Items from a dataset
□ □ □ □ □ □ □
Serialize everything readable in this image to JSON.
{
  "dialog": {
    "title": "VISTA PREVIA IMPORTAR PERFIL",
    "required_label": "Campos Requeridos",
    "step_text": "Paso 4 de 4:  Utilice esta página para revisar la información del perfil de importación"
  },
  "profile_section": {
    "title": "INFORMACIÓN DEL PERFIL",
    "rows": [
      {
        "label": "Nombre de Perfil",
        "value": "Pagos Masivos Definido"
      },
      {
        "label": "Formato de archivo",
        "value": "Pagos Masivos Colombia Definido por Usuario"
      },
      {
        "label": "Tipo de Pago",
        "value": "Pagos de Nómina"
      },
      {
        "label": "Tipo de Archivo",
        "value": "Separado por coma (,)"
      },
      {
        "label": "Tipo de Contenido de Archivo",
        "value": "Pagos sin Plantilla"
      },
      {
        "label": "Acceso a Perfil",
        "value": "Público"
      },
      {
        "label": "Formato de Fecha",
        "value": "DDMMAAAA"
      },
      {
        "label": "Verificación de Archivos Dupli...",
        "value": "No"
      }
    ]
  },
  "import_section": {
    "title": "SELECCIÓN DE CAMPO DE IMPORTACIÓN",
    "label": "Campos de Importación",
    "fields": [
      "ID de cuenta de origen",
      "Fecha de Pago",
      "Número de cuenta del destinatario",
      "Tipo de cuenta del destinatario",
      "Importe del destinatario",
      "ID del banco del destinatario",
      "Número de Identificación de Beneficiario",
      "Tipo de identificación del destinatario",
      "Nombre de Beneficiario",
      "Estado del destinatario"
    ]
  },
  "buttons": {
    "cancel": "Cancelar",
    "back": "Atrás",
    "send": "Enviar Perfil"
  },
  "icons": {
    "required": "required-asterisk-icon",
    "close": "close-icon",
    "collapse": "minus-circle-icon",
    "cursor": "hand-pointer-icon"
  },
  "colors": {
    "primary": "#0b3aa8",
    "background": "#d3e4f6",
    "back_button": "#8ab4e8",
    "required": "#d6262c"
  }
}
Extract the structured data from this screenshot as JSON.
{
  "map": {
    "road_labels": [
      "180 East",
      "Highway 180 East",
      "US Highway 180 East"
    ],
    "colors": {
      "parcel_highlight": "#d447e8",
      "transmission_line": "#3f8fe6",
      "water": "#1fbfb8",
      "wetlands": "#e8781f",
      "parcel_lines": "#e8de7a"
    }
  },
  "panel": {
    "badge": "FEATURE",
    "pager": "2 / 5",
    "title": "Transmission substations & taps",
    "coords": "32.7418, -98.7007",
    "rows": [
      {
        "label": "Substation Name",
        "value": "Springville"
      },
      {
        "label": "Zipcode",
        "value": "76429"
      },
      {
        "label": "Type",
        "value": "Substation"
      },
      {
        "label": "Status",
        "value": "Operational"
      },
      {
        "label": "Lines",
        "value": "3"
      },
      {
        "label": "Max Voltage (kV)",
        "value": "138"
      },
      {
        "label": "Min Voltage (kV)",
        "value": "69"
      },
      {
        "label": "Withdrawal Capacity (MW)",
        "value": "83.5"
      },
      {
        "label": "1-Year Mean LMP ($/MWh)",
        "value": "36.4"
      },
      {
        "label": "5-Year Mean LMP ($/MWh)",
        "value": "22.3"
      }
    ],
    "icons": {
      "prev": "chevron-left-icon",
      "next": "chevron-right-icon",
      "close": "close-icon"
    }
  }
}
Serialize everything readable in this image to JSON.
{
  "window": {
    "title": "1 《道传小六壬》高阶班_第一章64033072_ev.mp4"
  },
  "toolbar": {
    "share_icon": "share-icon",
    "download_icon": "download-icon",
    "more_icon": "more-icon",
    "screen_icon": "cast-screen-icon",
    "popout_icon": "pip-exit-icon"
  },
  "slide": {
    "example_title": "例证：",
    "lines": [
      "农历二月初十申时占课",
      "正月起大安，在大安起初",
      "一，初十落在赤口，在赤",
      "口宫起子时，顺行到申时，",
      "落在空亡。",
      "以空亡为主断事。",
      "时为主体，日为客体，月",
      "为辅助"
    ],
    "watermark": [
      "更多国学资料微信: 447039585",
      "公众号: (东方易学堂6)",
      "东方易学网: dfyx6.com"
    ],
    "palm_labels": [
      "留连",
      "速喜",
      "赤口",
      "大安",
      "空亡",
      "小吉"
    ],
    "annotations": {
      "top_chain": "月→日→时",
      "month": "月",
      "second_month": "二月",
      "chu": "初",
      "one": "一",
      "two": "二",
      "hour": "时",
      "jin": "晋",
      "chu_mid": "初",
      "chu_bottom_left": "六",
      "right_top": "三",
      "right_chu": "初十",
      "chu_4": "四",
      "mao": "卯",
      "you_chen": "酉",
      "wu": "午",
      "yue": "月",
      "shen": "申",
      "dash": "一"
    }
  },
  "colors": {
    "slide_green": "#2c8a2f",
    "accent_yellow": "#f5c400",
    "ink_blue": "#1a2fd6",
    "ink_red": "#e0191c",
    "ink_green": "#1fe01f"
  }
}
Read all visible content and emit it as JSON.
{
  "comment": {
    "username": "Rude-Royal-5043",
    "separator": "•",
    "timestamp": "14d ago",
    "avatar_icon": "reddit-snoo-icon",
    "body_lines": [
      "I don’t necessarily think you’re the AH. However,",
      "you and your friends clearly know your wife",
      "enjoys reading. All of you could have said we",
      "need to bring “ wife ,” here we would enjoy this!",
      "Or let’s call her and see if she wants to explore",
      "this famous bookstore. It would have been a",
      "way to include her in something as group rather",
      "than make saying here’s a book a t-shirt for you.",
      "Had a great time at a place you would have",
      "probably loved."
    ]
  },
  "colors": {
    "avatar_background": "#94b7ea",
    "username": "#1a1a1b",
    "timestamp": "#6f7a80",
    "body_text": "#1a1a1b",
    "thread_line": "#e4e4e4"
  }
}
□ □ □ □ □ □ □
Reproduce the entire listing word for word.

> **Full solution**:
Serialize everything readable in this image to JSON.
{
  "dialog": {
    "title": "VISTA PREVIA IMPORTAR PERFIL",
    "required_label": "Campos Requeridos",
    "step_text": "Paso 4 de 4:  Utilice esta página para revisar la información del perfil de importación"
  },
  "profile_section": {
    "title": "INFORMACIÓN DEL PERFIL",
    "rows": [
      {
        "label": "Nombre de Perfil",
        "value": "Pagos Masivos Definido"
      },
      {
        "label": "Formato de archivo",
        "value": "Pagos Masivos Colombia Definido por Usuario"
      },
      {
        "label": "Tipo de Pago",
        "value": "Pagos de Nómina"
      },
      {
        "label": "Tipo de Archivo",
        "value": "Separado por coma (,)"
      },
      {
        "label": "Tipo de Contenido de Archivo",
        "value": "Pagos sin Plantilla"
      },
      {
        "label": "Acceso a Perfil",
        "value": "Público"
      },
      {
        "label": "Formato de Fecha",
        "value": "DDMMAAAA"
      },
      {
        "label": "Verificación de Archivos Dupli...",
        "value": "No"
      }
    ]
  },
  "import_section": {
    "title": "SELECCIÓN DE CAMPO DE IMPORTACIÓN",
    "label": "Campos de Importación",
    "fields": [
      "ID de cuenta de origen",
      "Fecha de Pago",
      "Número de cuenta del destinatario",
      "Tipo de cuenta del destinatario",
      "Importe del destinatario",
      "ID del banco del destinatario",
      "Número de Identificación de Beneficiario",
      "Tipo de identificación del destinatario",
      "Nombre de Beneficiario",
      "Estado del destinatario"
    ]
  },
  "buttons": {
    "cancel": "Cancelar",
    "back": "Atrás",
    "send": "Enviar Perfil"
  },
  "icons": {
    "required": "required-asterisk-icon",
    "close": "close-icon",
    "collapse": "minus-circle-icon",
    "cursor": "hand-pointer-icon"
  },
  "colors": {
    "primary": "#0b3aa8",
    "background": "#d3e4f6",
    "back_button": "#8ab4e8",
    "required": "#d6262c"
  }
}
Extract the structured data from this screenshot as JSON.
{
  "map": {
    "road_labels": [
      "180 East",
      "Highway 180 East",
      "US Highway 180 East"
    ],
    "colors": {
      "parcel_highlight": "#d447e8",
      "transmission_line": "#3f8fe6",
      "water": "#1fbfb8",
      "wetlands": "#e8781f",
      "parcel_lines": "#e8de7a"
    }
  },
  "panel": {
    "badge": "FEATURE",
    "pager": "2 / 5",
    "title": "Transmission substations & taps",
    "coords": "32.7418, -98.7007",
    "rows": [
      {
        "label": "Substation Name",
        "value": "Springville"
      },
      {
        "label": "Zipcode",
        "value": "76429"
      },
      {
        "label": "Type",
        "value": "Substation"
      },
      {
        "label": "Status",
        "value": "Operational"
      },
      {
        "label": "Lines",
        "value": "3"
      },
      {
        "label": "Max Voltage (kV)",
        "value": "138"
      },
      {
        "label": "Min Voltage (kV)",
        "value": "69"
      },
      {
        "label": "Withdrawal Capacity (MW)",
        "value": "83.5"
      },
      {
        "label": "1-Year Mean LMP ($/MWh)",
        "value": "36.4"
      },
      {
        "label": "5-Year Mean LMP ($/MWh)",
        "value": "22.3"
      }
    ],
    "icons": {
      "prev": "chevron-left-icon",
      "next": "chevron-right-icon",
      "close": "close-icon"
    }
  }
}
Serialize everything readable in this image to JSON.
{
  "window": {
    "title": "1 《道传小六壬》高阶班_第一章64033072_ev.mp4"
  },
  "toolbar": {
    "share_icon": "share-icon",
    "download_icon": "download-icon",
    "more_icon": "more-icon",
    "screen_icon": "cast-screen-icon",
    "popout_icon": "pip-exit-icon"
  },
  "slide": {
    "example_title": "例证：",
    "lines": [
      "农历二月初十申时占课",
      "正月起大安，在大安起初",
      "一，初十落在赤口，在赤",
      "口宫起子时，顺行到申时，",
      "落在空亡。",
      "以空亡为主断事。",
      "时为主体，日为客体，月",
      "为辅助"
    ],
    "watermark": [
      "更多国学资料微信: 447039585",
      "公众号: (东方易学堂6)",
      "东方易学网: dfyx6.com"
    ],
    "palm_labels": [
      "留连",
      "速喜",
      "赤口",
      "大安",
      "空亡",
      "小吉"
    ],
    "annotations": {
      "top_chain": "月→日→时",
      "month": "月",
      "second_month": "二月",
      "chu": "初",
      "one": "一",
      "two": "二",
      "hour": "时",
      "jin": "晋",
      "chu_mid": "初",
      "chu_bottom_left": "六",
      "right_top": "三",
      "right_chu": "初十",
      "chu_4": "四",
      "mao": "卯",
      "you_chen": "酉",
      "wu": "午",
      "yue": "月",
      "shen": "申",
      "dash": "一"
    }
  },
  "colors": {
    "slide_green": "#2c8a2f",
    "accent_yellow": "#f5c400",
    "ink_blue": "#1a2fd6",
    "ink_red": "#e0191c",
    "ink_green": "#1fe01f"
  }
}
Read all visible content and emit it as JSON.
{
  "comment": {
    "username": "Rude-Royal-5043",
    "separator": "•",
    "timestamp": "14d ago",
    "avatar_icon": "reddit-snoo-icon",
    "body_lines": [
      "I don’t necessarily think you’re the AH. However,",
      "you and your friends clearly know your wife",
      "enjoys reading. All of you could have said we",
      "need to bring “ wife ,” here we would enjoy this!",
      "Or let’s call her and see if she wants to explore",
      "this famous bookstore. It would have been a",
      "way to include her in something as group rather",
      "than make saying here’s a book a t-shirt for you.",
      "Had a great time at a place you would have",
      "probably loved."
    ]
  },
  "colors": {
    "avatar_background": "#94b7ea",
    "username": "#1a1a1b",
    "timestamp": "#6f7a80",
    "body_text": "#1a1a1b",
    "thread_line": "#e4e4e4"
  }
}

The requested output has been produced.